Check each line of the listing below for the string "Total", and copy the ones that have it.

***** THE INPUT

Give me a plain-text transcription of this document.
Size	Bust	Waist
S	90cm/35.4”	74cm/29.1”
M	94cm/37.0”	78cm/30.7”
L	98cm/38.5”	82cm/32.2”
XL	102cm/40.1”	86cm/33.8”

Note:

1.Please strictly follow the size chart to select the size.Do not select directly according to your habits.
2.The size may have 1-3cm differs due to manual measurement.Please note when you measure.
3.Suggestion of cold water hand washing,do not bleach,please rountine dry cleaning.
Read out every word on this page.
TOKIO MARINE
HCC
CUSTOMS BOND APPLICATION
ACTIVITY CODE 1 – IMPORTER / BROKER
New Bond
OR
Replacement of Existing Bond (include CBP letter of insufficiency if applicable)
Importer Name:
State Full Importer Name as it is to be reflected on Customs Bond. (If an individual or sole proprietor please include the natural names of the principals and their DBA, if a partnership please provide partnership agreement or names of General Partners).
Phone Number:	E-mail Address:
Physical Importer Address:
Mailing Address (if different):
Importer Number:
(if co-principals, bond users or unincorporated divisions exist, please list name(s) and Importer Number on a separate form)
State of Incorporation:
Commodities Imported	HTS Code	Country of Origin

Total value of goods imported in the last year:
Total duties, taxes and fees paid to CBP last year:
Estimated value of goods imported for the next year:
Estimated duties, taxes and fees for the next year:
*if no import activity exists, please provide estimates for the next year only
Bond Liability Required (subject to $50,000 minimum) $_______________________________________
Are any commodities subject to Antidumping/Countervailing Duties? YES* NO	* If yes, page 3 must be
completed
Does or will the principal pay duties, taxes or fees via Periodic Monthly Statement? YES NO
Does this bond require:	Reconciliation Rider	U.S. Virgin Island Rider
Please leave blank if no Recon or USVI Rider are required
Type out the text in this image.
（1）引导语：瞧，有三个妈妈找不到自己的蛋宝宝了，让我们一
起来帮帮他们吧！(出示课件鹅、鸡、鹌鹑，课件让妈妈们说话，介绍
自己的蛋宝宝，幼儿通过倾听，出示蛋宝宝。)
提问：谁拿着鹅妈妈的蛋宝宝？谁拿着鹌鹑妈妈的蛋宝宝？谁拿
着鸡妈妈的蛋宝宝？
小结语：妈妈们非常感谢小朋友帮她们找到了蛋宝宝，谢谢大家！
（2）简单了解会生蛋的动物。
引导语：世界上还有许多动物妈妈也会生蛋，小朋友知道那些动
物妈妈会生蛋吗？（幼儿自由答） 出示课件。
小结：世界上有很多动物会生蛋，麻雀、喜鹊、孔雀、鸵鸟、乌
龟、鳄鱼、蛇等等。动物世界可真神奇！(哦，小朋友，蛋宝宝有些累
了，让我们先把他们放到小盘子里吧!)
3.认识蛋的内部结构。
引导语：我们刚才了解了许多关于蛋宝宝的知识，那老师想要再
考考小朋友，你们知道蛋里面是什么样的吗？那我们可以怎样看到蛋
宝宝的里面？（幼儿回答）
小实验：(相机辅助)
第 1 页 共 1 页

**********

* PROBLEM SOLUTION:
Total value of goods imported in the last year:
Total duties, taxes and fees paid to CBP last year:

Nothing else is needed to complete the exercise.